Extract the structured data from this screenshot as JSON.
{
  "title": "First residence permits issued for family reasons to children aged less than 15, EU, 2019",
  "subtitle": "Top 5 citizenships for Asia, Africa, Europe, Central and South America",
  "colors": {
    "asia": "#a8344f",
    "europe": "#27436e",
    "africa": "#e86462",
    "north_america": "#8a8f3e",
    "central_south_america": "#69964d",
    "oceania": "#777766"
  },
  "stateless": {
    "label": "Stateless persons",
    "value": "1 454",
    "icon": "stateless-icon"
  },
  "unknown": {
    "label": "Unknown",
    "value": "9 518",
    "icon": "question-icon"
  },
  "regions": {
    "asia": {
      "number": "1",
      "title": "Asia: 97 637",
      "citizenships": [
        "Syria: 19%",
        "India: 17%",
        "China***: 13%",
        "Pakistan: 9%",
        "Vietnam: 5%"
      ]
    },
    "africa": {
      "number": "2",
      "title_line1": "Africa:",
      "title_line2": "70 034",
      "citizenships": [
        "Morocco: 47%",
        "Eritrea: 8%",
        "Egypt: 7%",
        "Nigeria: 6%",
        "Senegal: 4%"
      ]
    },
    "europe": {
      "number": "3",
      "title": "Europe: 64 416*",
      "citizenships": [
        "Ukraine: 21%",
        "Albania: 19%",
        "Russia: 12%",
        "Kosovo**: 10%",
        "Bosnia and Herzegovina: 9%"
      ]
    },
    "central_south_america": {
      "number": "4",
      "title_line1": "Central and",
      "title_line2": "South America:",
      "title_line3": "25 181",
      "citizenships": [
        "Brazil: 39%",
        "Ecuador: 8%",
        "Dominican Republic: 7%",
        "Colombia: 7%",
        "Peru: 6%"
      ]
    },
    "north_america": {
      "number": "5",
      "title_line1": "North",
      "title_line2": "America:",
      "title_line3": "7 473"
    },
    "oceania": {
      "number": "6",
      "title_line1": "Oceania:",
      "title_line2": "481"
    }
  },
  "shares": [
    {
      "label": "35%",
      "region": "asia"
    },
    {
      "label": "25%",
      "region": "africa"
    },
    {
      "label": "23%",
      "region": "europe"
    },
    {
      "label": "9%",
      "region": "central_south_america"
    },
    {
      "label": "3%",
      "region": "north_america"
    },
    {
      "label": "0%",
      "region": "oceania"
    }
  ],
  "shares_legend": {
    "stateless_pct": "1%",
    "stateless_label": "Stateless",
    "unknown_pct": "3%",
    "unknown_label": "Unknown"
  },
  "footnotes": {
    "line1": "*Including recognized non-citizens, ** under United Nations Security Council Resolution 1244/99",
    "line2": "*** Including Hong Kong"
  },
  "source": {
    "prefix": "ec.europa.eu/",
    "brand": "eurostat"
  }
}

▶ [Task brief]: Show the lines of the records that contain the word "Including".

▶ [Problem solution]:
    "line1": "*Including recognized non-citizens, ** under United Nations Security Council Resolution 1244/99",
    "line2": "*** Including Hong Kong"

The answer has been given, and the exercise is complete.